Layout element entries
··········
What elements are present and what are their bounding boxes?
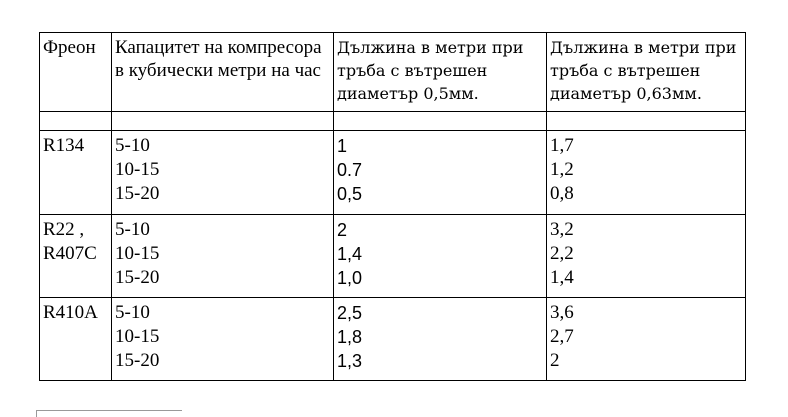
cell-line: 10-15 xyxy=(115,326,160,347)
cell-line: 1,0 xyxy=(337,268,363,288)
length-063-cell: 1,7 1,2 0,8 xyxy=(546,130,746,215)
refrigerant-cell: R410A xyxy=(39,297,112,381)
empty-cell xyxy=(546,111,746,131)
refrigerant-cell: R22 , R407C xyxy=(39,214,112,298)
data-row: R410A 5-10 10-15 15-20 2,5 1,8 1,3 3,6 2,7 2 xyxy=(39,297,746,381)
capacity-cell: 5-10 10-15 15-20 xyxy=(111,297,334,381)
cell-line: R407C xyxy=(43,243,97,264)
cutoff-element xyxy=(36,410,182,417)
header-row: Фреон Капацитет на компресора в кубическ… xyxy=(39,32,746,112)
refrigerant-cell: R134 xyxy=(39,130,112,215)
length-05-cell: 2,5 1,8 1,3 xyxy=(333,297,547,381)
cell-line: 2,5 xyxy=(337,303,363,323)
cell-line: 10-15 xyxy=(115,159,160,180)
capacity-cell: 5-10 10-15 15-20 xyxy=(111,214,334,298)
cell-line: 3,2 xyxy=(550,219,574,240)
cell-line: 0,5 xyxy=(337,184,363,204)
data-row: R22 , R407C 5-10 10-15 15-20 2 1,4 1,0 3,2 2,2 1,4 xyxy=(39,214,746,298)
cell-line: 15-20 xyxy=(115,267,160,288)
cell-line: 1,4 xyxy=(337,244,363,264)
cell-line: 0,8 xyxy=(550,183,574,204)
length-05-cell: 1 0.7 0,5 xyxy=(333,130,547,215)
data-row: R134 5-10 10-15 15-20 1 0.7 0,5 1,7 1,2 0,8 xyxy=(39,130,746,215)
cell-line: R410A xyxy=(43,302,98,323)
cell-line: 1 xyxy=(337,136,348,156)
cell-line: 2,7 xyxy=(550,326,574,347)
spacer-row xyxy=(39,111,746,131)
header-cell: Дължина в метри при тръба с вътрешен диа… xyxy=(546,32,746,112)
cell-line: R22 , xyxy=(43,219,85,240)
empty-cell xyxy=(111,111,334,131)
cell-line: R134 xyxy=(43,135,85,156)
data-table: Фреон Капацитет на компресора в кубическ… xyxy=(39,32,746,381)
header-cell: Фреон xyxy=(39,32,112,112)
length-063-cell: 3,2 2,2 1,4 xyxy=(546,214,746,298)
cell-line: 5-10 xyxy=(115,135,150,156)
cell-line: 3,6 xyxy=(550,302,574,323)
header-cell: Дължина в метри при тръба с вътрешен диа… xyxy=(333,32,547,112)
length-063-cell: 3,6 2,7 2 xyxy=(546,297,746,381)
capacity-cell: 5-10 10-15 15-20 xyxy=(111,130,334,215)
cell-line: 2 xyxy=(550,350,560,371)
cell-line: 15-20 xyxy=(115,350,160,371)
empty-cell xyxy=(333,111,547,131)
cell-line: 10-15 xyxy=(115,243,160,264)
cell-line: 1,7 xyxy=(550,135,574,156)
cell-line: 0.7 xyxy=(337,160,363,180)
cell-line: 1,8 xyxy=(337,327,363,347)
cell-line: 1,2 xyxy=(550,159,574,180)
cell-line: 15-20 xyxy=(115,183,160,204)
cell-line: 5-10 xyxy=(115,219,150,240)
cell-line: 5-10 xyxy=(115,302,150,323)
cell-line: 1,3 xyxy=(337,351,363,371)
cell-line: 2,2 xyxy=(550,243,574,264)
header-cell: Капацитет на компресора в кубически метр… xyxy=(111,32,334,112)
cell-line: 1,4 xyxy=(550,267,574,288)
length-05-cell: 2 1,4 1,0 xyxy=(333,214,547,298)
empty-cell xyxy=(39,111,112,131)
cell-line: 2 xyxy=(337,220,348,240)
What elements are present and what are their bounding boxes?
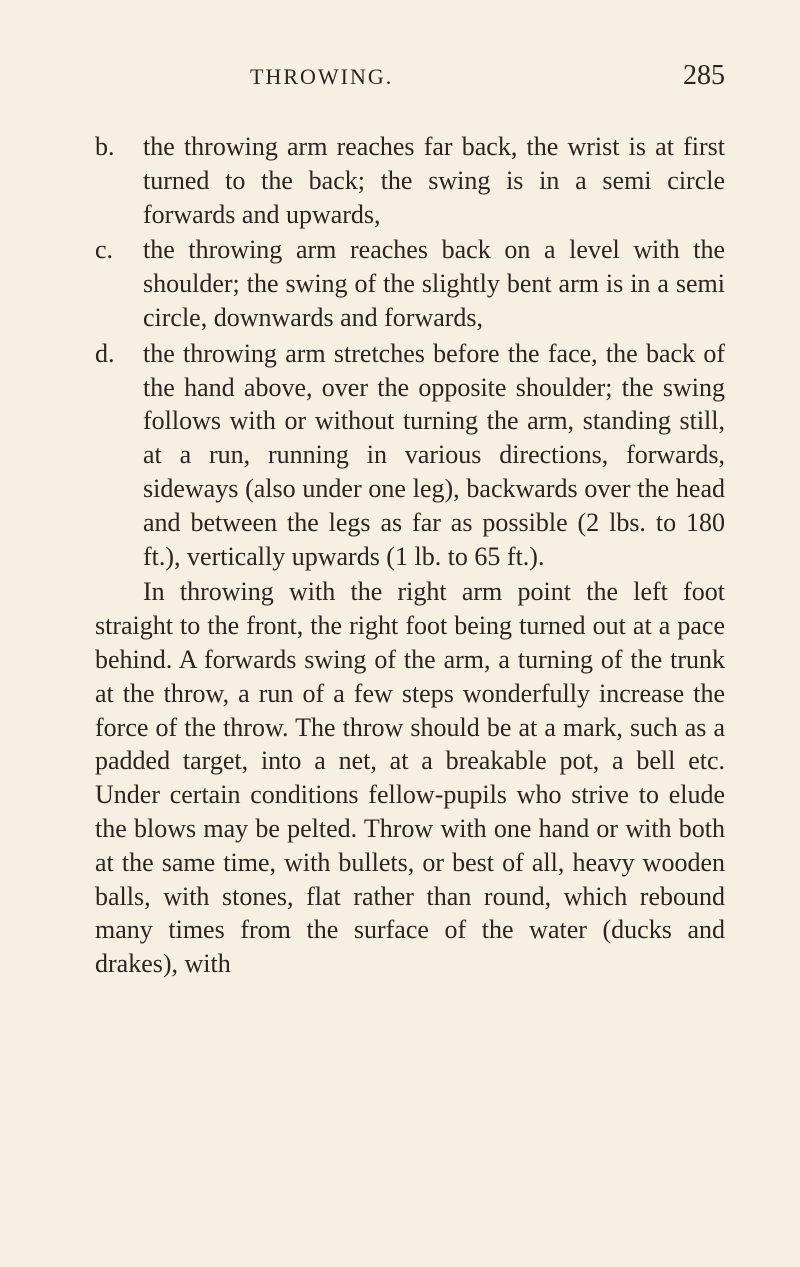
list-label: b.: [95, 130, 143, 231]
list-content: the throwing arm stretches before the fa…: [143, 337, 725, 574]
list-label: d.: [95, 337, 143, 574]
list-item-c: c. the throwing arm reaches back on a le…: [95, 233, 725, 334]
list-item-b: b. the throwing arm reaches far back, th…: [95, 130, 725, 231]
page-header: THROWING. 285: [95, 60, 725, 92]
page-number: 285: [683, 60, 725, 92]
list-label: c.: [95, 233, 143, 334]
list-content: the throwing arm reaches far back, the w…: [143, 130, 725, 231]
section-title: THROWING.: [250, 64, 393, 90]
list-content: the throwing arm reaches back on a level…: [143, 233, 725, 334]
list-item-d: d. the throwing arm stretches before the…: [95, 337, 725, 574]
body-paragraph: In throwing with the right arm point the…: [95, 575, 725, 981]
··········
Output every line of the listing above as a numbered list, leaving out blank lines and the pictures.

Response to this task:
1. What elements are present and what are their bounding boxes?
2. cell-line: 10-15 xyxy=(115,326,160,347)
3. cell-line: 1,0 xyxy=(337,268,363,288)
4. length-063-cell: 1,7 1,2 0,8 xyxy=(546,130,746,215)
5. refrigerant-cell: R410A xyxy=(39,297,112,381)
6. empty-cell xyxy=(546,111,746,131)
7. refrigerant-cell: R22 , R407C xyxy=(39,214,112,298)
8. data-row: R410A 5-10 10-15 15-20 2,5 1,8 1,3 3,6 2,7 2 xyxy=(39,297,746,381)
9. capacity-cell: 5-10 10-15 15-20 xyxy=(111,297,334,381)
10. cell-line: R407C xyxy=(43,243,97,264)
11. cutoff-element xyxy=(36,410,182,417)
12. header-row: Фреон Капацитет на компресора в кубическ… xyxy=(39,32,746,112)
13. refrigerant-cell: R134 xyxy=(39,130,112,215)
14. length-05-cell: 2,5 1,8 1,3 xyxy=(333,297,547,381)
15. cell-line: 2,5 xyxy=(337,303,363,323)
16. cell-line: 10-15 xyxy=(115,159,160,180)
17. capacity-cell: 5-10 10-15 15-20 xyxy=(111,214,334,298)
18. cell-line: 3,2 xyxy=(550,219,574,240)
19. cell-line: 0,5 xyxy=(337,184,363,204)
20. data-row: R22 , R407C 5-10 10-15 15-20 2 1,4 1,0 3,2 2,2 1,4 xyxy=(39,214,746,298)
21. cell-line: 15-20 xyxy=(115,267,160,288)
22. cell-line: 1,4 xyxy=(337,244,363,264)
23. cell-line: 0,8 xyxy=(550,183,574,204)
24. length-05-cell: 1 0.7 0,5 xyxy=(333,130,547,215)
25. data-row: R134 5-10 10-15 15-20 1 0.7 0,5 1,7 1,2 0,8 xyxy=(39,130,746,215)
26. cell-line: R410A xyxy=(43,302,98,323)
27. cell-line: 1 xyxy=(337,136,348,156)
28. cell-line: 2,7 xyxy=(550,326,574,347)
29. spacer-row xyxy=(39,111,746,131)
30. header-cell: Дължина в метри при тръба с вътрешен диа… xyxy=(546,32,746,112)
31. cell-line: R22 , xyxy=(43,219,85,240)
32. empty-cell xyxy=(111,111,334,131)
33. cell-line: R134 xyxy=(43,135,85,156)
34. data-table: Фреон Капацитет на компресора в кубическ… xyxy=(39,32,746,381)
35. header-cell: Фреон xyxy=(39,32,112,112)
36. length-063-cell: 3,2 2,2 1,4 xyxy=(546,214,746,298)
37. cell-line: 5-10 xyxy=(115,135,150,156)
38. cell-line: 3,6 xyxy=(550,302,574,323)
39. header-cell: Дължина в метри при тръба с вътрешен диа… xyxy=(333,32,547,112)
40. length-063-cell: 3,6 2,7 2 xyxy=(546,297,746,381)
41. capacity-cell: 5-10 10-15 15-20 xyxy=(111,130,334,215)
42. cell-line: 2 xyxy=(550,350,560,371)
43. cell-line: 15-20 xyxy=(115,350,160,371)
44. empty-cell xyxy=(333,111,547,131)
45. cell-line: 10-15 xyxy=(115,243,160,264)
46. cell-line: 1,7 xyxy=(550,135,574,156)
47. cell-line: 0.7 xyxy=(337,160,363,180)
48. cell-line: 1,8 xyxy=(337,327,363,347)
49. cell-line: 1,2 xyxy=(550,159,574,180)
50. cell-line: 15-20 xyxy=(115,183,160,204)
51. cell-line: 5-10 xyxy=(115,219,150,240)
52. cell-line: 5-10 xyxy=(115,302,150,323)
53. cell-line: 1,3 xyxy=(337,351,363,371)
54. cell-line: 2,2 xyxy=(550,243,574,264)
55. header-cell: Капацитет на компресора в кубически метр… xyxy=(111,32,334,112)
56. cell-line: 1,4 xyxy=(550,267,574,288)
57. length-05-cell: 2 1,4 1,0 xyxy=(333,214,547,298)
58. empty-cell xyxy=(39,111,112,131)
59. cell-line: 2 xyxy=(337,220,348,240)
60. What elements are present and what are their bounding boxes?
61. list-label: b.: [95, 130, 143, 231]
62. list-content: the throwing arm stretches before the fa…: [143, 337, 725, 574]
63. list-label: d.: [95, 337, 143, 574]
64. list-item-c: c. the throwing arm reaches back on a le…: [95, 233, 725, 334]
65. list-item-b: b. the throwing arm reaches far back, th…: [95, 130, 725, 231]
66. page-header: THROWING. 285: [95, 60, 725, 92]
67. page-number: 285: [683, 60, 725, 92]
68. list-label: c.: [95, 233, 143, 334]
69. list-content: the throwing arm reaches far back, the w…: [143, 130, 725, 231]
70. section-title: THROWING.: [250, 64, 393, 90]
71. list-content: the throwing arm reaches back on a level…: [143, 233, 725, 334]
72. list-item-d: d. the throwing arm stretches before the…: [95, 337, 725, 574]
73. body-paragraph: In throwing with the right arm point the…: [95, 575, 725, 981]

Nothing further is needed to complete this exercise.